What is needed » Quote every line as given.

Saved entries »

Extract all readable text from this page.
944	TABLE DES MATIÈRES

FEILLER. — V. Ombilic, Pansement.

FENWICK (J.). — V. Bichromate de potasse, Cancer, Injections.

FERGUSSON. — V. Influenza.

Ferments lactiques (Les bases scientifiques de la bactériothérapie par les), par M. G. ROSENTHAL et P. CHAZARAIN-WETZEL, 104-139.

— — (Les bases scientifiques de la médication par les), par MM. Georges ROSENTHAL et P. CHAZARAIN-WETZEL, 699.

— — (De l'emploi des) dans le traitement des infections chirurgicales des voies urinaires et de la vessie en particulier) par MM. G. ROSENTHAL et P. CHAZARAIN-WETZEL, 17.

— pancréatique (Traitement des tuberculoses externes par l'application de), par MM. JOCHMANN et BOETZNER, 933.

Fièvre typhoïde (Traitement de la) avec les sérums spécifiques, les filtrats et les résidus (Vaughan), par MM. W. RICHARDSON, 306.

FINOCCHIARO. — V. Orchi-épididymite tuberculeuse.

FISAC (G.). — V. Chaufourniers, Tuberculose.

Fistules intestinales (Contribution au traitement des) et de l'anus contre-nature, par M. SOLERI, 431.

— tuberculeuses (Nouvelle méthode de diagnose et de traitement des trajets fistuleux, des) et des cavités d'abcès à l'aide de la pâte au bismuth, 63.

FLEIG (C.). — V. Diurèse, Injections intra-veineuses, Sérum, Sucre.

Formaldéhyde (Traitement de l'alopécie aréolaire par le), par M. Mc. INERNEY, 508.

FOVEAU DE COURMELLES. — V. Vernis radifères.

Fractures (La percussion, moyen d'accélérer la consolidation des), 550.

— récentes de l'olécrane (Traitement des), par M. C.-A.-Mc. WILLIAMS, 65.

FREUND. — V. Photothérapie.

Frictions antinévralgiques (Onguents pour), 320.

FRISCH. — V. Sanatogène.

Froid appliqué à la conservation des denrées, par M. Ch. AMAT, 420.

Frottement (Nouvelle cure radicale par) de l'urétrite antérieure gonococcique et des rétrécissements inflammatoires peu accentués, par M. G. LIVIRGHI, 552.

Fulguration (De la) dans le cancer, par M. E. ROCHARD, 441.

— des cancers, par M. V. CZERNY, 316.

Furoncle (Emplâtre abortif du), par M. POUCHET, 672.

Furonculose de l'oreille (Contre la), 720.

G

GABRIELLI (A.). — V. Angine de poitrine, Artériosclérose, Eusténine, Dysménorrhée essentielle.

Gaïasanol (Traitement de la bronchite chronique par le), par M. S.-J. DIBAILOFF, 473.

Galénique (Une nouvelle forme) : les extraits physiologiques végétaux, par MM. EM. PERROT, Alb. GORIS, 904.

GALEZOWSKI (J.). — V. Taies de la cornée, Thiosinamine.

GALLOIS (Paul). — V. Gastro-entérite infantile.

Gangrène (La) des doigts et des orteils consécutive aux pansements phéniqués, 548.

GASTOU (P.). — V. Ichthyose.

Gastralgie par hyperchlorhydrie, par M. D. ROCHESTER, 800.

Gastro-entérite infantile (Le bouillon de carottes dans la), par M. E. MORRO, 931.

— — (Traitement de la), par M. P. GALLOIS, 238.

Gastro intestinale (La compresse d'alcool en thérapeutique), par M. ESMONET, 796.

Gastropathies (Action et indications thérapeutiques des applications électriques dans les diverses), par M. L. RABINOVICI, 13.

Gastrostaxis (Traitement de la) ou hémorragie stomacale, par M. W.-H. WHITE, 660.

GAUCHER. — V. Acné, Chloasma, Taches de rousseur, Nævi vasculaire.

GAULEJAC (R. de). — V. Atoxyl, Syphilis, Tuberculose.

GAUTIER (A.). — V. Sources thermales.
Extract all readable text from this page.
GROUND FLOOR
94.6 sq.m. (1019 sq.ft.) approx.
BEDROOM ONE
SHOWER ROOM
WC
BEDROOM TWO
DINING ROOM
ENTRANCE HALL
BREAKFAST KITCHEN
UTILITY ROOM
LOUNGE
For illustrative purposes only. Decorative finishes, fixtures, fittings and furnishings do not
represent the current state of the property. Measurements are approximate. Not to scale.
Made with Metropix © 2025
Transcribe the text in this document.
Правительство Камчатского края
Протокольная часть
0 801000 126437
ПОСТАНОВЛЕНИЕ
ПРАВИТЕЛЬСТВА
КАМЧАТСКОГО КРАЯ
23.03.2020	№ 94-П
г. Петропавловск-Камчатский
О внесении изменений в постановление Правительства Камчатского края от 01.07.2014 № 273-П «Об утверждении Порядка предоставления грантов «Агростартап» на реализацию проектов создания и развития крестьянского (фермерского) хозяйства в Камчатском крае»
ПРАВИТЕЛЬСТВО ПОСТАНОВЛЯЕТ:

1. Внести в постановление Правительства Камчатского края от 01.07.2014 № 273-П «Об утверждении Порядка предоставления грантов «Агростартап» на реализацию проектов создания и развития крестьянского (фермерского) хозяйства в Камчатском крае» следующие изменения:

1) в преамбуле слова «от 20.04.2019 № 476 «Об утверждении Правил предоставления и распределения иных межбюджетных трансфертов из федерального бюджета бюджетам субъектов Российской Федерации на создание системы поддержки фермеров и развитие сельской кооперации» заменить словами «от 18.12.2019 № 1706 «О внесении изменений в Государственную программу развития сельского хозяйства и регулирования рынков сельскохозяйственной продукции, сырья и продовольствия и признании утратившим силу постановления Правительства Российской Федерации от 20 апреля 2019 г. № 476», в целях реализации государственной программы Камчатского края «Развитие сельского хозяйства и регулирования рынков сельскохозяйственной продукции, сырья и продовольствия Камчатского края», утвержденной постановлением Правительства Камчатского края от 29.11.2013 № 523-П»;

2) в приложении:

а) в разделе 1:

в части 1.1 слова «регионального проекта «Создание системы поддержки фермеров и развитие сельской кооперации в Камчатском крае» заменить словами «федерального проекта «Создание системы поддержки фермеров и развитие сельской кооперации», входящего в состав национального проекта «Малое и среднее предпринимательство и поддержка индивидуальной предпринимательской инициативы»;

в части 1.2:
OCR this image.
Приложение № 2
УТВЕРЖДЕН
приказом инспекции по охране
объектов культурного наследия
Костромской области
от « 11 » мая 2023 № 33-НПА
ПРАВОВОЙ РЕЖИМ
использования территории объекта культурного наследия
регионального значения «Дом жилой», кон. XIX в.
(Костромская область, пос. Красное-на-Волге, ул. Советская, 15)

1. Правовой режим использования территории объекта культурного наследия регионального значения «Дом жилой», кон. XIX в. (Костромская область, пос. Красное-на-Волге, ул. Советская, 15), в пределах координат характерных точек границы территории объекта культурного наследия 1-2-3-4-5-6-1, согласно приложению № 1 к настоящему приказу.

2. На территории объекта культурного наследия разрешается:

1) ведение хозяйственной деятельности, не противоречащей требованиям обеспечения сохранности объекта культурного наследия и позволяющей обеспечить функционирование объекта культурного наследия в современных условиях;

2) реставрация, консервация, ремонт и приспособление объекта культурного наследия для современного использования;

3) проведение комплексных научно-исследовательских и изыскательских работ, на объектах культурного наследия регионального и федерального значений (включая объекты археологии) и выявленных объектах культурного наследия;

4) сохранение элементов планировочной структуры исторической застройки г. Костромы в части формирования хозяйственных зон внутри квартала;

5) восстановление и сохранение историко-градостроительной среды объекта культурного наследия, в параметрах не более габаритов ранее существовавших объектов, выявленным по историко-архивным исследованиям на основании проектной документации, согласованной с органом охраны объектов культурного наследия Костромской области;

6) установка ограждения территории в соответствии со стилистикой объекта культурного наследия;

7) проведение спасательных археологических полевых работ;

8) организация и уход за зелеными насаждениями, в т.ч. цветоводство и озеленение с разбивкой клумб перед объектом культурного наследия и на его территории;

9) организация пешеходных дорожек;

Solution to the problem »
Extract all readable text from this page.
944	TABLE DES MATIÈRES

FEILLER. — V. Ombilic, Pansement.

FENWICK (J.). — V. Bichromate de potasse, Cancer, Injections.

FERGUSSON. — V. Influenza.

Ferments lactiques (Les bases scientifiques de la bactériothérapie par les), par M. G. ROSENTHAL et P. CHAZARAIN-WETZEL, 104-139.

— — (Les bases scientifiques de la médication par les), par MM. Georges ROSENTHAL et P. CHAZARAIN-WETZEL, 699.

— — (De l'emploi des) dans le traitement des infections chirurgicales des voies urinaires et de la vessie en particulier) par MM. G. ROSENTHAL et P. CHAZARAIN-WETZEL, 17.

— pancréatique (Traitement des tuberculoses externes par l'application de), par MM. JOCHMANN et BOETZNER, 933.

Fièvre typhoïde (Traitement de la) avec les sérums spécifiques, les filtrats et les résidus (Vaughan), par MM. W. RICHARDSON, 306.

FINOCCHIARO. — V. Orchi-épididymite tuberculeuse.

FISAC (G.). — V. Chaufourniers, Tuberculose.

Fistules intestinales (Contribution au traitement des) et de l'anus contre-nature, par M. SOLERI, 431.

— tuberculeuses (Nouvelle méthode de diagnose et de traitement des trajets fistuleux, des) et des cavités d'abcès à l'aide de la pâte au bismuth, 63.

FLEIG (C.). — V. Diurèse, Injections intra-veineuses, Sérum, Sucre.

Formaldéhyde (Traitement de l'alopécie aréolaire par le), par M. Mc. INERNEY, 508.

FOVEAU DE COURMELLES. — V. Vernis radifères.

Fractures (La percussion, moyen d'accélérer la consolidation des), 550.

— récentes de l'olécrane (Traitement des), par M. C.-A.-Mc. WILLIAMS, 65.

FREUND. — V. Photothérapie.

Frictions antinévralgiques (Onguents pour), 320.

FRISCH. — V. Sanatogène.

Froid appliqué à la conservation des denrées, par M. Ch. AMAT, 420.

Frottement (Nouvelle cure radicale par) de l'urétrite antérieure gonococcique et des rétrécissements inflammatoires peu accentués, par M. G. LIVIRGHI, 552.

Fulguration (De la) dans le cancer, par M. E. ROCHARD, 441.

— des cancers, par M. V. CZERNY, 316.

Furoncle (Emplâtre abortif du), par M. POUCHET, 672.

Furonculose de l'oreille (Contre la), 720.

G

GABRIELLI (A.). — V. Angine de poitrine, Artériosclérose, Eusténine, Dysménorrhée essentielle.

Gaïasanol (Traitement de la bronchite chronique par le), par M. S.-J. DIBAILOFF, 473.

Galénique (Une nouvelle forme) : les extraits physiologiques végétaux, par MM. EM. PERROT, Alb. GORIS, 904.

GALEZOWSKI (J.). — V. Taies de la cornée, Thiosinamine.

GALLOIS (Paul). — V. Gastro-entérite infantile.

Gangrène (La) des doigts et des orteils consécutive aux pansements phéniqués, 548.

GASTOU (P.). — V. Ichthyose.

Gastralgie par hyperchlorhydrie, par M. D. ROCHESTER, 800.

Gastro-entérite infantile (Le bouillon de carottes dans la), par M. E. MORRO, 931.

— — (Traitement de la), par M. P. GALLOIS, 238.

Gastro intestinale (La compresse d'alcool en thérapeutique), par M. ESMONET, 796.

Gastropathies (Action et indications thérapeutiques des applications électriques dans les diverses), par M. L. RABINOVICI, 13.

Gastrostaxis (Traitement de la) ou hémorragie stomacale, par M. W.-H. WHITE, 660.

GAUCHER. — V. Acné, Chloasma, Taches de rousseur, Nævi vasculaire.

GAULEJAC (R. de). — V. Atoxyl, Syphilis, Tuberculose.

GAUTIER (A.). — V. Sources thermales.
Extract all readable text from this page.
GROUND FLOOR
94.6 sq.m. (1019 sq.ft.) approx.
BEDROOM ONE
SHOWER ROOM
WC
BEDROOM TWO
DINING ROOM
ENTRANCE HALL
BREAKFAST KITCHEN
UTILITY ROOM
LOUNGE
For illustrative purposes only. Decorative finishes, fixtures, fittings and furnishings do not
represent the current state of the property. Measurements are approximate. Not to scale.
Made with Metropix © 2025
Transcribe the text in this document.
Правительство Камчатского края
Протокольная часть
0 801000 126437
ПОСТАНОВЛЕНИЕ
ПРАВИТЕЛЬСТВА
КАМЧАТСКОГО КРАЯ
23.03.2020	№ 94-П
г. Петропавловск-Камчатский
О внесении изменений в постановление Правительства Камчатского края от 01.07.2014 № 273-П «Об утверждении Порядка предоставления грантов «Агростартап» на реализацию проектов создания и развития крестьянского (фермерского) хозяйства в Камчатском крае»
ПРАВИТЕЛЬСТВО ПОСТАНОВЛЯЕТ:

1. Внести в постановление Правительства Камчатского края от 01.07.2014 № 273-П «Об утверждении Порядка предоставления грантов «Агростартап» на реализацию проектов создания и развития крестьянского (фермерского) хозяйства в Камчатском крае» следующие изменения:

1) в преамбуле слова «от 20.04.2019 № 476 «Об утверждении Правил предоставления и распределения иных межбюджетных трансфертов из федерального бюджета бюджетам субъектов Российской Федерации на создание системы поддержки фермеров и развитие сельской кооперации» заменить словами «от 18.12.2019 № 1706 «О внесении изменений в Государственную программу развития сельского хозяйства и регулирования рынков сельскохозяйственной продукции, сырья и продовольствия и признании утратившим силу постановления Правительства Российской Федерации от 20 апреля 2019 г. № 476», в целях реализации государственной программы Камчатского края «Развитие сельского хозяйства и регулирования рынков сельскохозяйственной продукции, сырья и продовольствия Камчатского края», утвержденной постановлением Правительства Камчатского края от 29.11.2013 № 523-П»;

2) в приложении:

а) в разделе 1:

в части 1.1 слова «регионального проекта «Создание системы поддержки фермеров и развитие сельской кооперации в Камчатском крае» заменить словами «федерального проекта «Создание системы поддержки фермеров и развитие сельской кооперации», входящего в состав национального проекта «Малое и среднее предпринимательство и поддержка индивидуальной предпринимательской инициативы»;

в части 1.2:
OCR this image.
Приложение № 2
УТВЕРЖДЕН
приказом инспекции по охране
объектов культурного наследия
Костромской области
от « 11 » мая 2023 № 33-НПА
ПРАВОВОЙ РЕЖИМ
использования территории объекта культурного наследия
регионального значения «Дом жилой», кон. XIX в.
(Костромская область, пос. Красное-на-Волге, ул. Советская, 15)

1. Правовой режим использования территории объекта культурного наследия регионального значения «Дом жилой», кон. XIX в. (Костромская область, пос. Красное-на-Волге, ул. Советская, 15), в пределах координат характерных точек границы территории объекта культурного наследия 1-2-3-4-5-6-1, согласно приложению № 1 к настоящему приказу.

2. На территории объекта культурного наследия разрешается:

1) ведение хозяйственной деятельности, не противоречащей требованиям обеспечения сохранности объекта культурного наследия и позволяющей обеспечить функционирование объекта культурного наследия в современных условиях;

2) реставрация, консервация, ремонт и приспособление объекта культурного наследия для современного использования;

3) проведение комплексных научно-исследовательских и изыскательских работ, на объектах культурного наследия регионального и федерального значений (включая объекты археологии) и выявленных объектах культурного наследия;

4) сохранение элементов планировочной структуры исторической застройки г. Костромы в части формирования хозяйственных зон внутри квартала;

5) восстановление и сохранение историко-градостроительной среды объекта культурного наследия, в параметрах не более габаритов ранее существовавших объектов, выявленным по историко-архивным исследованиям на основании проектной документации, согласованной с органом охраны объектов культурного наследия Костромской области;

6) установка ограждения территории в соответствии со стилистикой объекта культурного наследия;

7) проведение спасательных археологических полевых работ;

8) организация и уход за зелеными насаждениями, в т.ч. цветоводство и озеленение с разбивкой клумб перед объектом культурного наследия и на его территории;

9) организация пешеходных дорожек;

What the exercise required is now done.